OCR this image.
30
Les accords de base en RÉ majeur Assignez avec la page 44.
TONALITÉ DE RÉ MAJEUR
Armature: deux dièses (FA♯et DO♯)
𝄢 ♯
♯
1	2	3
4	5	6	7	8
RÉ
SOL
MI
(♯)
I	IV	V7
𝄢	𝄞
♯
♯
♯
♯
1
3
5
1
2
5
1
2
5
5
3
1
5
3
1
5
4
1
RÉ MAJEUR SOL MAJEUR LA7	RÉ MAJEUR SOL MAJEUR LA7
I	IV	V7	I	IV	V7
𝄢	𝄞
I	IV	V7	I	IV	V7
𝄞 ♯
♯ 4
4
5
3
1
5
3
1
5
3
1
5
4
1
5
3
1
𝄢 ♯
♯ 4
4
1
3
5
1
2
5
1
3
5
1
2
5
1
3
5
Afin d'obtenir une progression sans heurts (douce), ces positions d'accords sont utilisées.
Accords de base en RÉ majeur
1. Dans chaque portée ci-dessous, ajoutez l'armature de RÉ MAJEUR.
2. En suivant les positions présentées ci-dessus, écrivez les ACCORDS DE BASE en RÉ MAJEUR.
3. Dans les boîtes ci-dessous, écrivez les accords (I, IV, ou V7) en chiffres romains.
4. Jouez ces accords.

EXERCISE> Each entry above needs to be retyped exactly.

OUTPUT BELOW>
OCR this image.
30
Les accords de base en RÉ majeur Assignez avec la page 44.
TONALITÉ DE RÉ MAJEUR
Armature: deux dièses (FA♯et DO♯)
𝄢 ♯
♯
1	2	3
4	5	6	7	8
RÉ
SOL
MI
(♯)
I	IV	V7
𝄢	𝄞
♯
♯
♯
♯
1
3
5
1
2
5
1
2
5
5
3
1
5
3
1
5
4
1
RÉ MAJEUR SOL MAJEUR LA7	RÉ MAJEUR SOL MAJEUR LA7
I	IV	V7	I	IV	V7
𝄢	𝄞
I	IV	V7	I	IV	V7
𝄞 ♯
♯ 4
4
5
3
1
5
3
1
5
3
1
5
4
1
5
3
1
𝄢 ♯
♯ 4
4
1
3
5
1
2
5
1
3
5
1
2
5
1
3
5
Afin d'obtenir une progression sans heurts (douce), ces positions d'accords sont utilisées.
Accords de base en RÉ majeur
1. Dans chaque portée ci-dessous, ajoutez l'armature de RÉ MAJEUR.
2. En suivant les positions présentées ci-dessus, écrivez les ACCORDS DE BASE en RÉ MAJEUR.
3. Dans les boîtes ci-dessous, écrivez les accords (I, IV, ou V7) en chiffres romains.
4. Jouez ces accords.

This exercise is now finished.